Only lines with the word "یادگار" are needed; collect each of them from the listing below.

# START OF DATA SHOWN

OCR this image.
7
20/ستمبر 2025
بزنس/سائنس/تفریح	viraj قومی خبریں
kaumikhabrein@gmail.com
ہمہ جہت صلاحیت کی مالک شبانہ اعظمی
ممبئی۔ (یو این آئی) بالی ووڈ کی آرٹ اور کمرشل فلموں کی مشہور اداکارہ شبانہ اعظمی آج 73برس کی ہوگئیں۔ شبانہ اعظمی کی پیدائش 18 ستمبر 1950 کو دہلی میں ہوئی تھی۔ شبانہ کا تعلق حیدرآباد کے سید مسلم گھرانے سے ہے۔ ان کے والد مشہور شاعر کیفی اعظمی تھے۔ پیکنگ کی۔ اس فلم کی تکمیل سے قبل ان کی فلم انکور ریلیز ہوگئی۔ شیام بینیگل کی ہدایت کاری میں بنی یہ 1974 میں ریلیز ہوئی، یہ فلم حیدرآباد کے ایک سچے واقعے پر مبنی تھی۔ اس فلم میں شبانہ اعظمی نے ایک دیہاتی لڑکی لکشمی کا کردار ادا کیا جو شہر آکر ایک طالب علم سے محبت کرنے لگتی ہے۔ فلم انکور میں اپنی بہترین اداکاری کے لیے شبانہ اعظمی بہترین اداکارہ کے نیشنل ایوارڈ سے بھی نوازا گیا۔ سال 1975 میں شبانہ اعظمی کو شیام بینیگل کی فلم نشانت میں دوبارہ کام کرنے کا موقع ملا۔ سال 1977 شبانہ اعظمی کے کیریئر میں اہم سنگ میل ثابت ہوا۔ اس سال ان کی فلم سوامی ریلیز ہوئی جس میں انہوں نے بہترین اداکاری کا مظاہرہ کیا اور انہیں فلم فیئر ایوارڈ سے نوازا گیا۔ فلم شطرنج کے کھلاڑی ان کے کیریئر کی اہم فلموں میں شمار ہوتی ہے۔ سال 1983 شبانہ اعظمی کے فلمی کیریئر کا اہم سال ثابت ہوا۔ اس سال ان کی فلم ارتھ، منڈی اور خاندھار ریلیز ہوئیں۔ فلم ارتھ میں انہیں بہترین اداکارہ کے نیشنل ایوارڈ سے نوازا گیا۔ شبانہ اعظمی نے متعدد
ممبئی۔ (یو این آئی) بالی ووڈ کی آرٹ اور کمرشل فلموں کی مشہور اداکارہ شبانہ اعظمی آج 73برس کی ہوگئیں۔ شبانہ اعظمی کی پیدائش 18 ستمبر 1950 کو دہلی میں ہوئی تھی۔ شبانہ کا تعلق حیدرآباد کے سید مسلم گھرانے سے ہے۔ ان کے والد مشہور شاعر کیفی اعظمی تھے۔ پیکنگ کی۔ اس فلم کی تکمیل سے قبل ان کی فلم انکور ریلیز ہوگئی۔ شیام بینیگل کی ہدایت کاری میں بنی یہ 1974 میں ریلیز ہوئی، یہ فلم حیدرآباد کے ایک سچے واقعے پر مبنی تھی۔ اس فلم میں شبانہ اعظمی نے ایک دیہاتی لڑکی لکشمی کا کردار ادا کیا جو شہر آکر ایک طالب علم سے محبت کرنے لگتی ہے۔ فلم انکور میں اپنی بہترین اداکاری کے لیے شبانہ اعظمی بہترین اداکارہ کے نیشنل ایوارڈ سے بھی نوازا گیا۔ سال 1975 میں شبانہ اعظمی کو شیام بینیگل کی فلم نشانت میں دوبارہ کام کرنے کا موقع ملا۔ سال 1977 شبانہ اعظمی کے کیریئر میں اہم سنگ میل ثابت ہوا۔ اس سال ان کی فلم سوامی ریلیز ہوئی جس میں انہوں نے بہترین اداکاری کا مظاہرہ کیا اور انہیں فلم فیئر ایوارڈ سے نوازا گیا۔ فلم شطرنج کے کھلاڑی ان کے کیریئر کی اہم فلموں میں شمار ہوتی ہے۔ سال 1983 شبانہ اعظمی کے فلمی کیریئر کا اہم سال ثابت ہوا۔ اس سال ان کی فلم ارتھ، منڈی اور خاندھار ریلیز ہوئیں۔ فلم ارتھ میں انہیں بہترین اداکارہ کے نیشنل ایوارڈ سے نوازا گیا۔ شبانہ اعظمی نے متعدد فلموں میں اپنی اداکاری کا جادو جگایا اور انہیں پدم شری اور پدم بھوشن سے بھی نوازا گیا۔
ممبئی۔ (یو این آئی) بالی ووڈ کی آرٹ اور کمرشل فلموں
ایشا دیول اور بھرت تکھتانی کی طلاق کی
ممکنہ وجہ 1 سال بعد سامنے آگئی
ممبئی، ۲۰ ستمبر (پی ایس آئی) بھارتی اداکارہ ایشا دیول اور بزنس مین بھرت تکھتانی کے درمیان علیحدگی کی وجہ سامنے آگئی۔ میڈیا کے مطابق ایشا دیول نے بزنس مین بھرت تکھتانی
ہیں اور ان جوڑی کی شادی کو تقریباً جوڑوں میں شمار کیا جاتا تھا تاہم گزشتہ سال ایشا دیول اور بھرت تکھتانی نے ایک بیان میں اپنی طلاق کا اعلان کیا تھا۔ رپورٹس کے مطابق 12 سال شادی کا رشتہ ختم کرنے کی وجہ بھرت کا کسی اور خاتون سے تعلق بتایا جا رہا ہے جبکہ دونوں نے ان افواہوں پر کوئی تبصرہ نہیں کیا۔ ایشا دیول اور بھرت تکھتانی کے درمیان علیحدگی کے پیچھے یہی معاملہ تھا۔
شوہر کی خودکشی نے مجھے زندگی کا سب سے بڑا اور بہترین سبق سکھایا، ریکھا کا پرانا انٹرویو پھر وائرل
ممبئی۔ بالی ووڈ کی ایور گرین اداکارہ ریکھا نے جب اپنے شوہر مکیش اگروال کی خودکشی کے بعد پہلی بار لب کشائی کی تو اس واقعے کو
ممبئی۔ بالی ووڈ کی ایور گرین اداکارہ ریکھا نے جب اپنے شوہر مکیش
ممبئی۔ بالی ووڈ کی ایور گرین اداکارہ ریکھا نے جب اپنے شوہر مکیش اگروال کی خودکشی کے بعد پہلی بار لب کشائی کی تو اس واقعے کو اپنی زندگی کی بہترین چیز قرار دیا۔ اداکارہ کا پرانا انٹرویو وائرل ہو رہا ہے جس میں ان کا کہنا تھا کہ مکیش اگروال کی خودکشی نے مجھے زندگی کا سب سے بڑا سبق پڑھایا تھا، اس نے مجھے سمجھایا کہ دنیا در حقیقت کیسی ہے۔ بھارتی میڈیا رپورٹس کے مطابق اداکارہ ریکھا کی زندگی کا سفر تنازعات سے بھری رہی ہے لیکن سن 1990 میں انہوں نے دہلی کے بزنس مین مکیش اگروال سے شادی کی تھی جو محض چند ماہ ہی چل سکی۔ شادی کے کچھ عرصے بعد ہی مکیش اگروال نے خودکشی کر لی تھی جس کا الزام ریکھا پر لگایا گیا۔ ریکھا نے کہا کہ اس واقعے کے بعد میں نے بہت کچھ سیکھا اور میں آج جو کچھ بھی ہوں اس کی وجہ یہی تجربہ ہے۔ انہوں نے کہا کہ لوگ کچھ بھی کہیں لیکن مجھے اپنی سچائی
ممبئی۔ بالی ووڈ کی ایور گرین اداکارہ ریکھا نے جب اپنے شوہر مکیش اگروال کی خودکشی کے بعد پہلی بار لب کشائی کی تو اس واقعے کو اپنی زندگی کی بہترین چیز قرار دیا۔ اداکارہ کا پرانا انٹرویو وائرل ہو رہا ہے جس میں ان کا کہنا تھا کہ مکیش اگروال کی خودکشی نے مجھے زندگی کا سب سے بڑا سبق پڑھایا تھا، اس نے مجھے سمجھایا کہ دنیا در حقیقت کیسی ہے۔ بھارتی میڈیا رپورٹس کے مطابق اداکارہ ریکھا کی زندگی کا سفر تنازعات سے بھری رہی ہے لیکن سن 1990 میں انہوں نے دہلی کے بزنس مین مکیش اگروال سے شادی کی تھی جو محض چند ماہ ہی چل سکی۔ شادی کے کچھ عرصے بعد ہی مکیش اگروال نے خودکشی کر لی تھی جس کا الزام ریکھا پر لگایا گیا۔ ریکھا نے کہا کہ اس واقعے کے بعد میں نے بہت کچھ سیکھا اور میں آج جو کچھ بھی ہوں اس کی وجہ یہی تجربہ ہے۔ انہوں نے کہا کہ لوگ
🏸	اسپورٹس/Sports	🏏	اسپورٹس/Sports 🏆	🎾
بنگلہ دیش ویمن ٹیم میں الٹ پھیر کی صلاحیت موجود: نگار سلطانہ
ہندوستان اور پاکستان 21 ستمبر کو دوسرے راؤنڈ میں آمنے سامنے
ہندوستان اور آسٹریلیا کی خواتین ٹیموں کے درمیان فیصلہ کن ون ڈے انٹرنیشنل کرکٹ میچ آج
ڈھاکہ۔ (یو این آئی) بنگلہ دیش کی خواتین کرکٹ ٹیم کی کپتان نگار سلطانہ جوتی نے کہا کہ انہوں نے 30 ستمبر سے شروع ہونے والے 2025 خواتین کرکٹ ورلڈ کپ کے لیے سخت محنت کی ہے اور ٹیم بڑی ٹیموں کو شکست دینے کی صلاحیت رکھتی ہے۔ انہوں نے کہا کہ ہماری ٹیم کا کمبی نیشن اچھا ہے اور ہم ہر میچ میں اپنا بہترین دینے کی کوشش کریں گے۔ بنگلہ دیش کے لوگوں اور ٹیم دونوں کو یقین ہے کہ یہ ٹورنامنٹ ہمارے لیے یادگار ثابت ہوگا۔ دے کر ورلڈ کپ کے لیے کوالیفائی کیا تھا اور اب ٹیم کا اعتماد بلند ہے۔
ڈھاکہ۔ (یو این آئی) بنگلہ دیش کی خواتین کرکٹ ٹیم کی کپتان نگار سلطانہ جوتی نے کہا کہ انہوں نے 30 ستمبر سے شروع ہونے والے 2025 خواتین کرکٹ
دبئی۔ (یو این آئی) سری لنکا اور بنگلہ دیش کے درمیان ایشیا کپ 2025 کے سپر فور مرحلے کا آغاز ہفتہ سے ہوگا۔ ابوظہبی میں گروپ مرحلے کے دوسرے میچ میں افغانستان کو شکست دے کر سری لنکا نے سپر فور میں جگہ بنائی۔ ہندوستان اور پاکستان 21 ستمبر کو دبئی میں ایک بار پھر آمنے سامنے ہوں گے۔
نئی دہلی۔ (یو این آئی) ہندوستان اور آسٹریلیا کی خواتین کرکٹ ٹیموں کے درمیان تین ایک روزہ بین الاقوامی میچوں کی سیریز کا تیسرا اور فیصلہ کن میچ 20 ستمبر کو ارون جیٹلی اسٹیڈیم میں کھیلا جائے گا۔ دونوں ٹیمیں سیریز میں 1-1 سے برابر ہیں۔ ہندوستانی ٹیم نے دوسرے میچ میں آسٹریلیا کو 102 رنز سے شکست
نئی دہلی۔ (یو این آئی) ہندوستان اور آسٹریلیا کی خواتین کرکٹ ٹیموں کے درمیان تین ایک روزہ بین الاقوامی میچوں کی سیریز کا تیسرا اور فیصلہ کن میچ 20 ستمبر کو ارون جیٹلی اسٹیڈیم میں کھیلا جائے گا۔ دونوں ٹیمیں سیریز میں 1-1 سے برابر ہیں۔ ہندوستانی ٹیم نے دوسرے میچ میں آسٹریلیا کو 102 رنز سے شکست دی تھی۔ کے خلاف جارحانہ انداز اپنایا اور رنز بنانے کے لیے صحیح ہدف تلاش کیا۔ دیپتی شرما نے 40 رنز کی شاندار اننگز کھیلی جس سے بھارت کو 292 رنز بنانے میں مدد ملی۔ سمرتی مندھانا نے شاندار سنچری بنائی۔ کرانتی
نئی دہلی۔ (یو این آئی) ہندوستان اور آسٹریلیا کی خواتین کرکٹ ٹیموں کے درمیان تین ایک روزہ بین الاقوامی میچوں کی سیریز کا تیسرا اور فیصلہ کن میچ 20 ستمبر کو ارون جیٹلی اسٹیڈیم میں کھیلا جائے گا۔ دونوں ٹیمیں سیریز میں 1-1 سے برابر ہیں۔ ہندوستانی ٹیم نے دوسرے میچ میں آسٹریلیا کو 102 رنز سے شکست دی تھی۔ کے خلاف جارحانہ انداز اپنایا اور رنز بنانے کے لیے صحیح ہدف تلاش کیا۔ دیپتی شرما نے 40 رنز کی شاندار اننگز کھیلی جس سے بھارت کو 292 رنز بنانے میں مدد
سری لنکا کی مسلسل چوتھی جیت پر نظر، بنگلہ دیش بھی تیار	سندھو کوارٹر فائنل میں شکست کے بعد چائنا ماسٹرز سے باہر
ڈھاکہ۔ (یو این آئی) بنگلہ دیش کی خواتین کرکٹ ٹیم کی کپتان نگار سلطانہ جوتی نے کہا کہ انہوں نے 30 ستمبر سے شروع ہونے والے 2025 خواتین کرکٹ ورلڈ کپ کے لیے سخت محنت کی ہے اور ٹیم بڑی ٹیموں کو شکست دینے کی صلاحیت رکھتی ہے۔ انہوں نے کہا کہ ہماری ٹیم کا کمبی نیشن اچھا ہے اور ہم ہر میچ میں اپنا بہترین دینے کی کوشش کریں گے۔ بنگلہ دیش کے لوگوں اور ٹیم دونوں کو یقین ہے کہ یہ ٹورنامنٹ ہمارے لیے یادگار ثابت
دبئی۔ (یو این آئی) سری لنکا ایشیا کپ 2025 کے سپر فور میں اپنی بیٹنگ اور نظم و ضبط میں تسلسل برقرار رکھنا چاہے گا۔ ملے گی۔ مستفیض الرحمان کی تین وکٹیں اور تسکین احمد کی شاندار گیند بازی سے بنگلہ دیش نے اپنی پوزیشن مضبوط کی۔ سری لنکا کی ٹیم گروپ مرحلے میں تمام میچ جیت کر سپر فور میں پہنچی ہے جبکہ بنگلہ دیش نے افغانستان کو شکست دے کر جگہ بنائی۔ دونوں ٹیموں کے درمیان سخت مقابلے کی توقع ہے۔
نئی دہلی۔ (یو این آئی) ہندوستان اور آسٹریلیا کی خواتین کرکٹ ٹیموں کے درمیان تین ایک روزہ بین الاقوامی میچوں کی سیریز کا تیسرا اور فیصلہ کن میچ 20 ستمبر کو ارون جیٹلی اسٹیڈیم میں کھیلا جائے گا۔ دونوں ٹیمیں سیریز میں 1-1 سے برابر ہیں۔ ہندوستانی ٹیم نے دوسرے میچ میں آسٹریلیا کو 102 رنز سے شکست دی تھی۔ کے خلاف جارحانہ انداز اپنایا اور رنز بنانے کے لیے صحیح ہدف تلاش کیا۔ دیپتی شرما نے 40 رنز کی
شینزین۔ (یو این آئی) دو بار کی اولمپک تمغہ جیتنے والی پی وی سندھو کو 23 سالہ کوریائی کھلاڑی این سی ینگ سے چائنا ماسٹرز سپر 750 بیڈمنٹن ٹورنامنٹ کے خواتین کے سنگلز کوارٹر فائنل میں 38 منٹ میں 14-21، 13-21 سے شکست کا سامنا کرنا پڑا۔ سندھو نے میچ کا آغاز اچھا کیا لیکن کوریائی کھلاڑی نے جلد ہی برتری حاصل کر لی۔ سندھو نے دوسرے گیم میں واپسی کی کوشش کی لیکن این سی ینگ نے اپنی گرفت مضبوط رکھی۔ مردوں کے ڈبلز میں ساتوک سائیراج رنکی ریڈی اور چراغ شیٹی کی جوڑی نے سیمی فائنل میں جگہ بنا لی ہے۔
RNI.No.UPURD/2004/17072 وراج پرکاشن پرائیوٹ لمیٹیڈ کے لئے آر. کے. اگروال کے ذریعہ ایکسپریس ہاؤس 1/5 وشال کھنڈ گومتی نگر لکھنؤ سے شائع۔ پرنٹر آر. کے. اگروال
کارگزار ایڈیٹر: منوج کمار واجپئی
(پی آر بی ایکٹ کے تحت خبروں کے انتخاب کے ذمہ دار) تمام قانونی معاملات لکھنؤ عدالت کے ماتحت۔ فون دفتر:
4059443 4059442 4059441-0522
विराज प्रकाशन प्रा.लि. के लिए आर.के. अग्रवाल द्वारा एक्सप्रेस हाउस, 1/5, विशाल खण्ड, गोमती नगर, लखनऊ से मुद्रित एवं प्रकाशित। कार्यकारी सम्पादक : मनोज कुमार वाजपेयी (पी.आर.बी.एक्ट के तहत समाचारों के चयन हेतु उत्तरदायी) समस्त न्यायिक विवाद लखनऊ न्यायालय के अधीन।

# END OF DATA SHOWN

• **ANSWER IN FULL**:
ڈھاکہ۔ (یو این آئی) بنگلہ دیش کی خواتین کرکٹ ٹیم کی کپتان نگار سلطانہ جوتی نے کہا کہ انہوں نے 30 ستمبر سے شروع ہونے والے 2025 خواتین کرکٹ ورلڈ کپ کے لیے سخت محنت کی ہے اور ٹیم بڑی ٹیموں کو شکست دینے کی صلاحیت رکھتی ہے۔ انہوں نے کہا کہ ہماری ٹیم کا کمبی نیشن اچھا ہے اور ہم ہر میچ میں اپنا بہترین دینے کی کوشش کریں گے۔ بنگلہ دیش کے لوگوں اور ٹیم دونوں کو یقین ہے کہ یہ ٹورنامنٹ ہمارے لیے یادگار ثابت ہوگا۔ دے کر ورلڈ کپ کے لیے کوالیفائی کیا تھا اور اب ٹیم کا اعتماد بلند ہے۔
ڈھاکہ۔ (یو این آئی) بنگلہ دیش کی خواتین کرکٹ ٹیم کی کپتان نگار سلطانہ جوتی نے کہا کہ انہوں نے 30 ستمبر سے شروع ہونے والے 2025 خواتین کرکٹ ورلڈ کپ کے لیے سخت محنت کی ہے اور ٹیم بڑی ٹیموں کو شکست دینے کی صلاحیت رکھتی ہے۔ انہوں نے کہا کہ ہماری ٹیم کا کمبی نیشن اچھا ہے اور ہم ہر میچ میں اپنا بہترین دینے کی کوشش کریں گے۔ بنگلہ دیش کے لوگوں اور ٹیم دونوں کو یقین ہے کہ یہ ٹورنامنٹ ہمارے لیے یادگار ثابت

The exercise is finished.